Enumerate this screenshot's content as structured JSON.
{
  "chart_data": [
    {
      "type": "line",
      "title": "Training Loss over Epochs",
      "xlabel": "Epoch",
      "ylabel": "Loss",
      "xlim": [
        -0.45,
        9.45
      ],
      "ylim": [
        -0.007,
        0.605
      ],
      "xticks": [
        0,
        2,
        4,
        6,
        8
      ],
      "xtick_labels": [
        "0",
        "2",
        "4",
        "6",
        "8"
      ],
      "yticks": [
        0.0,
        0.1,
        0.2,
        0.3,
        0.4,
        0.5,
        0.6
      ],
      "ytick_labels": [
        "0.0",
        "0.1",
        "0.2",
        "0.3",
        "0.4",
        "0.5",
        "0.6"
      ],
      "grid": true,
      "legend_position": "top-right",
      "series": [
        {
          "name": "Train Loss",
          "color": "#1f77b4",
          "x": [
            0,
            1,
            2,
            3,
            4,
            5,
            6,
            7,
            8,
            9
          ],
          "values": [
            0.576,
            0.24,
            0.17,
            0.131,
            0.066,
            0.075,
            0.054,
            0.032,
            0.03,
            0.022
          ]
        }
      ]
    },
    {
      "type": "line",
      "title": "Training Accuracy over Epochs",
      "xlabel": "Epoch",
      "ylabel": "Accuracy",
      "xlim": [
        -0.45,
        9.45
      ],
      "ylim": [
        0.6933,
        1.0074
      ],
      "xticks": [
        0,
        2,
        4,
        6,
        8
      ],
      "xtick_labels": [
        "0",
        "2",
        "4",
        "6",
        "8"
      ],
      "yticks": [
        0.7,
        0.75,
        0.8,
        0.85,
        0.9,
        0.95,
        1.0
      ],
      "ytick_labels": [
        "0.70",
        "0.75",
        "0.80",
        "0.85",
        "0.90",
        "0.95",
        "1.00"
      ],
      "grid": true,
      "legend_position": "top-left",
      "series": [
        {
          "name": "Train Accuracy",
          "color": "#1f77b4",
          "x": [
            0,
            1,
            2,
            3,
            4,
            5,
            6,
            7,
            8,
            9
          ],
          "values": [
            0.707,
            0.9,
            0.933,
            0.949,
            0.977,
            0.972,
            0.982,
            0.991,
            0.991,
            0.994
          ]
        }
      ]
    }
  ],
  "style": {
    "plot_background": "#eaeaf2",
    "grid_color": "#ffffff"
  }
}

## [Exercise prompt]
From the data, collect all lines where the string "Epochs" appears.

## [Result of this task]
      "title": "Training Loss over Epochs",
      "title": "Training Accuracy over Epochs",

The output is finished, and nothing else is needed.